___ Listed entries

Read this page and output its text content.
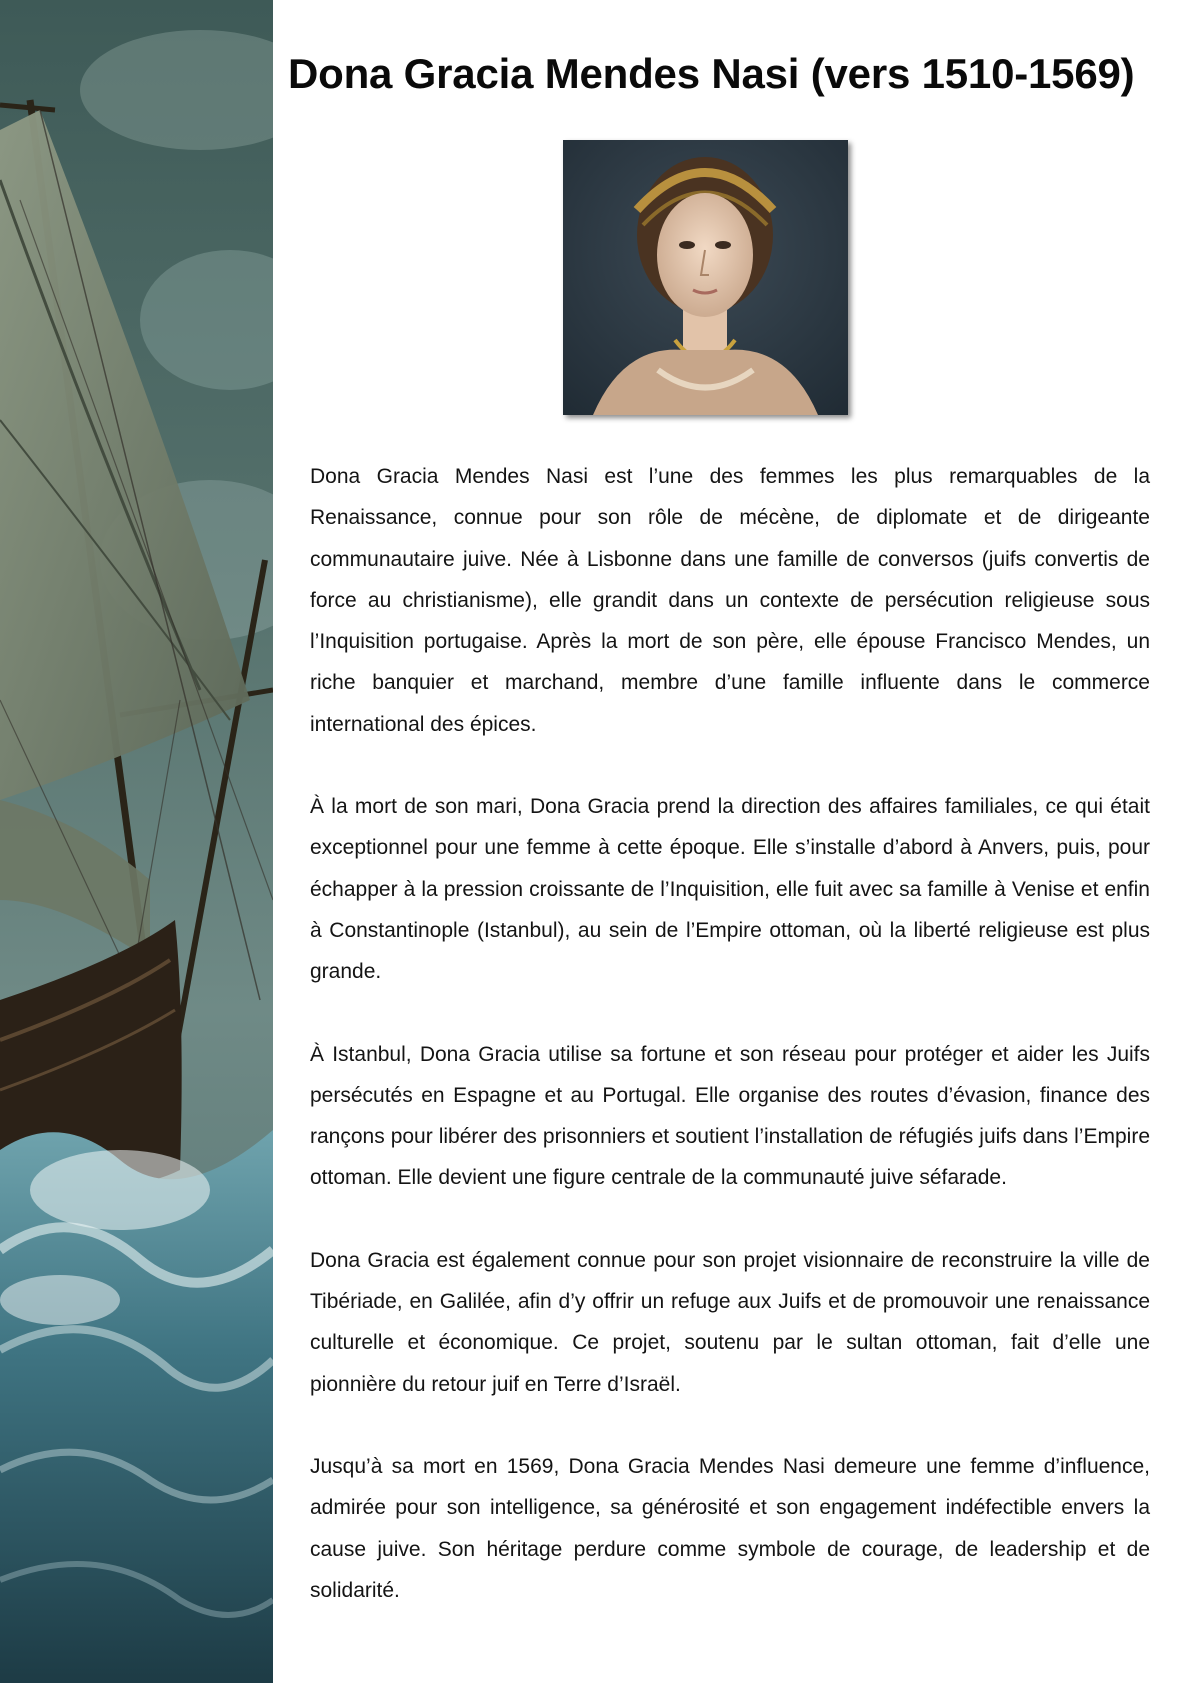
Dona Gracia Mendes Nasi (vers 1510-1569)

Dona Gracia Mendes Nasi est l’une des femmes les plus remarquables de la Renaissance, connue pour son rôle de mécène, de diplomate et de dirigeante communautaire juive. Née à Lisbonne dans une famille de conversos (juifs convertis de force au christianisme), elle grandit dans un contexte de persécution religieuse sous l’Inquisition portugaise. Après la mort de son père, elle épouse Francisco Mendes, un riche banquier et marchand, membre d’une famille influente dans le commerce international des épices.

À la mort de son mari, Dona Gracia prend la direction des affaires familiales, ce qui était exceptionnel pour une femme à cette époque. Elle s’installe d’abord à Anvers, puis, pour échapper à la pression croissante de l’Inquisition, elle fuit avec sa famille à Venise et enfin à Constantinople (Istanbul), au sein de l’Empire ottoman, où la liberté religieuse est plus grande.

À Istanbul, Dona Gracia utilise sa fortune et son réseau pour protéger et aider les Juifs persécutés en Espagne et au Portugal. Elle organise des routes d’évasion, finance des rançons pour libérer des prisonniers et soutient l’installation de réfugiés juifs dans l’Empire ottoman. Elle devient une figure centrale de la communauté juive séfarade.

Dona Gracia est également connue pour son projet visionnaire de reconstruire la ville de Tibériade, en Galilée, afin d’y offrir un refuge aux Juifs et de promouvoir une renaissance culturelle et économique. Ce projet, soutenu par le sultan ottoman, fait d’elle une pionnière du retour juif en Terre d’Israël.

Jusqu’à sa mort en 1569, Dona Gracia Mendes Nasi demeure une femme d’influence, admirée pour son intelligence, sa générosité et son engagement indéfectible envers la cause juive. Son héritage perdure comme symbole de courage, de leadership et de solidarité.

______
___ Listed entries

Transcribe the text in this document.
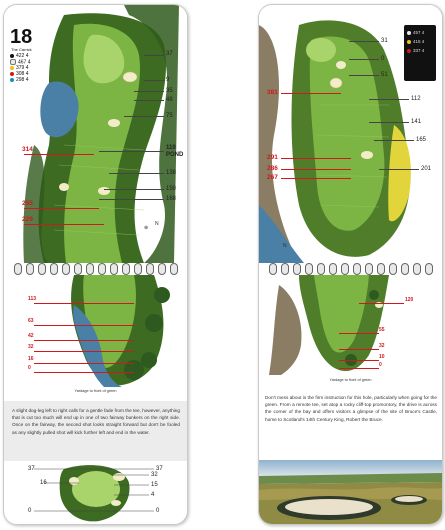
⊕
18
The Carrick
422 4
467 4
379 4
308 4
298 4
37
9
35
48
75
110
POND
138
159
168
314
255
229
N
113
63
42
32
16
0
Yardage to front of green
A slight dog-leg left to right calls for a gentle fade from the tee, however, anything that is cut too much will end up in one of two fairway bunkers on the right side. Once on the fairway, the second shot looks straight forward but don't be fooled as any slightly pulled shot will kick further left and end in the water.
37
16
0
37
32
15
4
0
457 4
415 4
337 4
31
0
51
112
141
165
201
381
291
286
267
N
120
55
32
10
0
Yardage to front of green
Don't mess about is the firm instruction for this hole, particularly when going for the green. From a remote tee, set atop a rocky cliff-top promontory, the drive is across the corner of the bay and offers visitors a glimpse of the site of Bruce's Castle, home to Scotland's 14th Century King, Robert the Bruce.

______
___ Listed entries

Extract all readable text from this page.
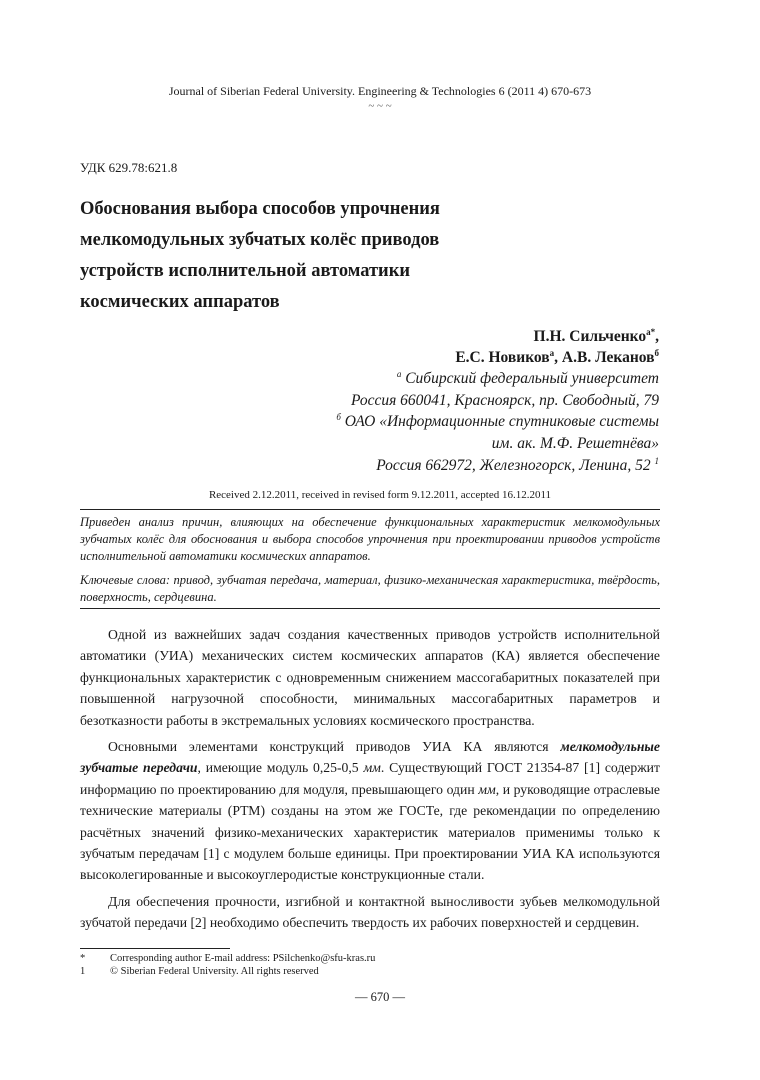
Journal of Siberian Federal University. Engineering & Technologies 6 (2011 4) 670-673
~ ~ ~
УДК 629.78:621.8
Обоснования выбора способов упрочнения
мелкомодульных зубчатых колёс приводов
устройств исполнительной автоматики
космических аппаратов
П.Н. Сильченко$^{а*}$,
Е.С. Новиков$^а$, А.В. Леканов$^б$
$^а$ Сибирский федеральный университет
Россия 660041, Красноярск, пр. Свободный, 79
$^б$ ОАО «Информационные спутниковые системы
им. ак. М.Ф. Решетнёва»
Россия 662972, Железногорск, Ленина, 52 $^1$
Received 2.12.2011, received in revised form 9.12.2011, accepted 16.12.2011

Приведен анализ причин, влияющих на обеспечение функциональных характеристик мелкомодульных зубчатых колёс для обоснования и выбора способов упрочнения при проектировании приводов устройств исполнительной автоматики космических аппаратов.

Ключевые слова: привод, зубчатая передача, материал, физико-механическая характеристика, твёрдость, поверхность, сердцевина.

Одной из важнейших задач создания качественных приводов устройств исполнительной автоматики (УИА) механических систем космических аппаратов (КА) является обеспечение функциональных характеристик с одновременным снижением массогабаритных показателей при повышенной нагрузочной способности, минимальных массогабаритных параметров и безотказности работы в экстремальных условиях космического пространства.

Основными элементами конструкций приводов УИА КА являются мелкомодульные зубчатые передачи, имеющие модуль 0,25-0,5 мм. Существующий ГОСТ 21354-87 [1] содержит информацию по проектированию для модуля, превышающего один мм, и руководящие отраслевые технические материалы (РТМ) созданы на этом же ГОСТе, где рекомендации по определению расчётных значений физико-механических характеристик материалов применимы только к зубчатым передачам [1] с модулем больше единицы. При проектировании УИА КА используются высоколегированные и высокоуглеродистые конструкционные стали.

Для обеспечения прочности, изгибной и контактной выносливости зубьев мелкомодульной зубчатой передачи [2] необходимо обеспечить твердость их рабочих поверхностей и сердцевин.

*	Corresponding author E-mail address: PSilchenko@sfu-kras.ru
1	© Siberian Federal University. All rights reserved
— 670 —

______

◆ Objective ◆
Pull out every line of the records above that contains the word "University".

◆ Solution for this exercise ◆
Journal of Siberian Federal University. Engineering & Technologies 6 (2011 4) 670-673
1	© Siberian Federal University. All rights reserved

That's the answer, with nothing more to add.